Material for this exercise:
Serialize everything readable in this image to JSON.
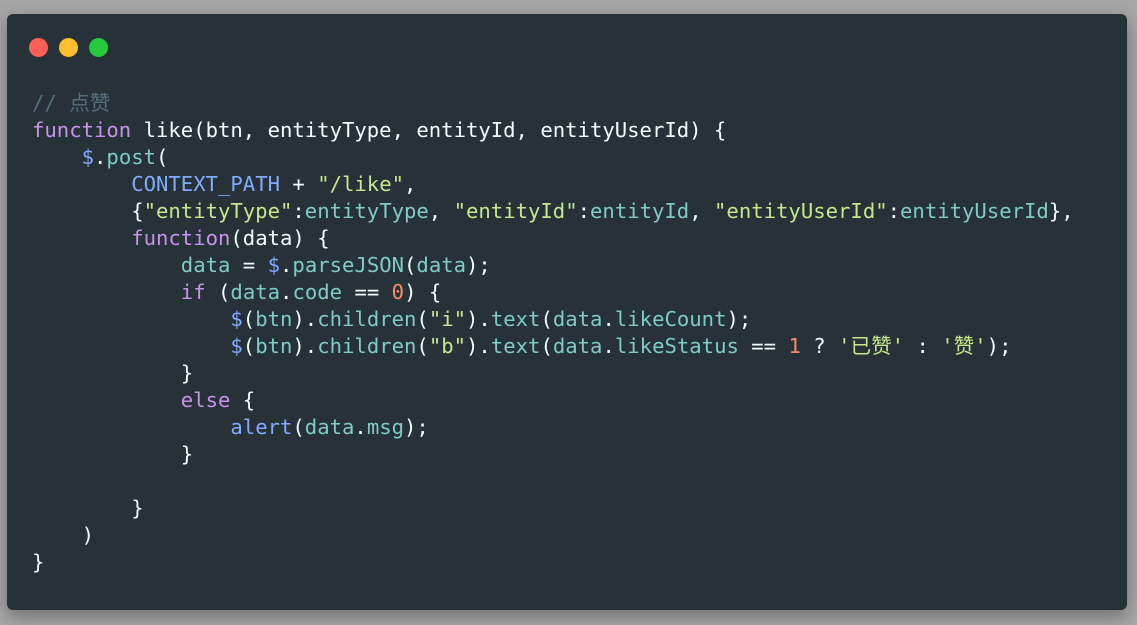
{
  "window": {
    "dots": [
      "close",
      "minimize",
      "maximize"
    ]
  },
  "colors": {
    "background": "#263238",
    "comment": "#546e7a",
    "keyword": "#c792ea",
    "function": "#82aaff",
    "string": "#c3e88d",
    "number": "#f78c6c",
    "property": "#80cbc4",
    "plain": "#eeffff"
  },
  "code": {
    "lines": [
      [
        [
          "comment",
          "// 点赞"
        ]
      ],
      [
        [
          "keyword",
          "function"
        ],
        [
          "plain",
          " like(btn, entityType, entityId, entityUserId) {"
        ]
      ],
      [
        [
          "plain",
          "    "
        ],
        [
          "fn",
          "$"
        ],
        [
          "plain",
          "."
        ],
        [
          "prop",
          "post"
        ],
        [
          "plain",
          "("
        ]
      ],
      [
        [
          "plain",
          "        "
        ],
        [
          "const",
          "CONTEXT_PATH"
        ],
        [
          "plain",
          " + "
        ],
        [
          "string",
          "\"/like\""
        ],
        [
          "plain",
          ","
        ]
      ],
      [
        [
          "plain",
          "        {"
        ],
        [
          "string",
          "\"entityType\""
        ],
        [
          "plain",
          ":"
        ],
        [
          "prop",
          "entityType"
        ],
        [
          "plain",
          ", "
        ],
        [
          "string",
          "\"entityId\""
        ],
        [
          "plain",
          ":"
        ],
        [
          "prop",
          "entityId"
        ],
        [
          "plain",
          ", "
        ],
        [
          "string",
          "\"entityUserId\""
        ],
        [
          "plain",
          ":"
        ],
        [
          "prop",
          "entityUserId"
        ],
        [
          "plain",
          "},"
        ]
      ],
      [
        [
          "plain",
          "        "
        ],
        [
          "keyword",
          "function"
        ],
        [
          "plain",
          "(data) {"
        ]
      ],
      [
        [
          "plain",
          "            "
        ],
        [
          "prop",
          "data"
        ],
        [
          "plain",
          " = "
        ],
        [
          "fn",
          "$"
        ],
        [
          "plain",
          "."
        ],
        [
          "prop",
          "parseJSON"
        ],
        [
          "plain",
          "("
        ],
        [
          "prop",
          "data"
        ],
        [
          "plain",
          ");"
        ]
      ],
      [
        [
          "plain",
          "            "
        ],
        [
          "keyword",
          "if"
        ],
        [
          "plain",
          " ("
        ],
        [
          "prop",
          "data"
        ],
        [
          "plain",
          "."
        ],
        [
          "prop",
          "code"
        ],
        [
          "plain",
          " == "
        ],
        [
          "number",
          "0"
        ],
        [
          "plain",
          ") {"
        ]
      ],
      [
        [
          "plain",
          "                "
        ],
        [
          "fn",
          "$"
        ],
        [
          "plain",
          "("
        ],
        [
          "prop",
          "btn"
        ],
        [
          "plain",
          ")."
        ],
        [
          "prop",
          "children"
        ],
        [
          "plain",
          "("
        ],
        [
          "string",
          "\"i\""
        ],
        [
          "plain",
          ")."
        ],
        [
          "prop",
          "text"
        ],
        [
          "plain",
          "("
        ],
        [
          "prop",
          "data"
        ],
        [
          "plain",
          "."
        ],
        [
          "prop",
          "likeCount"
        ],
        [
          "plain",
          ");"
        ]
      ],
      [
        [
          "plain",
          "                "
        ],
        [
          "fn",
          "$"
        ],
        [
          "plain",
          "("
        ],
        [
          "prop",
          "btn"
        ],
        [
          "plain",
          ")."
        ],
        [
          "prop",
          "children"
        ],
        [
          "plain",
          "("
        ],
        [
          "string",
          "\"b\""
        ],
        [
          "plain",
          ")."
        ],
        [
          "prop",
          "text"
        ],
        [
          "plain",
          "("
        ],
        [
          "prop",
          "data"
        ],
        [
          "plain",
          "."
        ],
        [
          "prop",
          "likeStatus"
        ],
        [
          "plain",
          " == "
        ],
        [
          "number",
          "1"
        ],
        [
          "plain",
          " ? "
        ],
        [
          "string",
          "'已赞'"
        ],
        [
          "plain",
          " : "
        ],
        [
          "string",
          "'赞'"
        ],
        [
          "plain",
          ");"
        ]
      ],
      [
        [
          "plain",
          "            }"
        ]
      ],
      [
        [
          "plain",
          "            "
        ],
        [
          "keyword",
          "else"
        ],
        [
          "plain",
          " {"
        ]
      ],
      [
        [
          "plain",
          "                "
        ],
        [
          "fn",
          "alert"
        ],
        [
          "plain",
          "("
        ],
        [
          "prop",
          "data"
        ],
        [
          "plain",
          "."
        ],
        [
          "prop",
          "msg"
        ],
        [
          "plain",
          ");"
        ]
      ],
      [
        [
          "plain",
          "            }"
        ]
      ],
      [
        [
          "plain",
          ""
        ]
      ],
      [
        [
          "plain",
          "        }"
        ]
      ],
      [
        [
          "plain",
          "    )"
        ]
      ],
      [
        [
          "plain",
          "}"
        ]
      ]
    ]
  }
}
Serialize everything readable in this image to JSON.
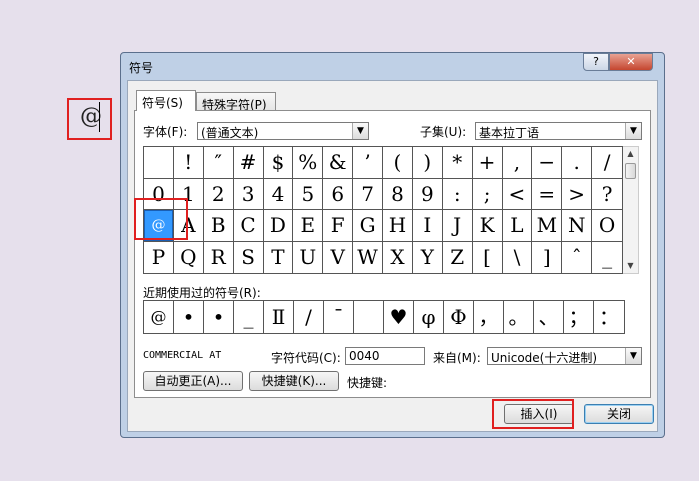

Goal: From the records above, copy every line that holds the word "entityType".

Exercise solution:
          " like(btn, entityType, entityId, entityUserId) {"
          "\"entityType\""
          "entityType"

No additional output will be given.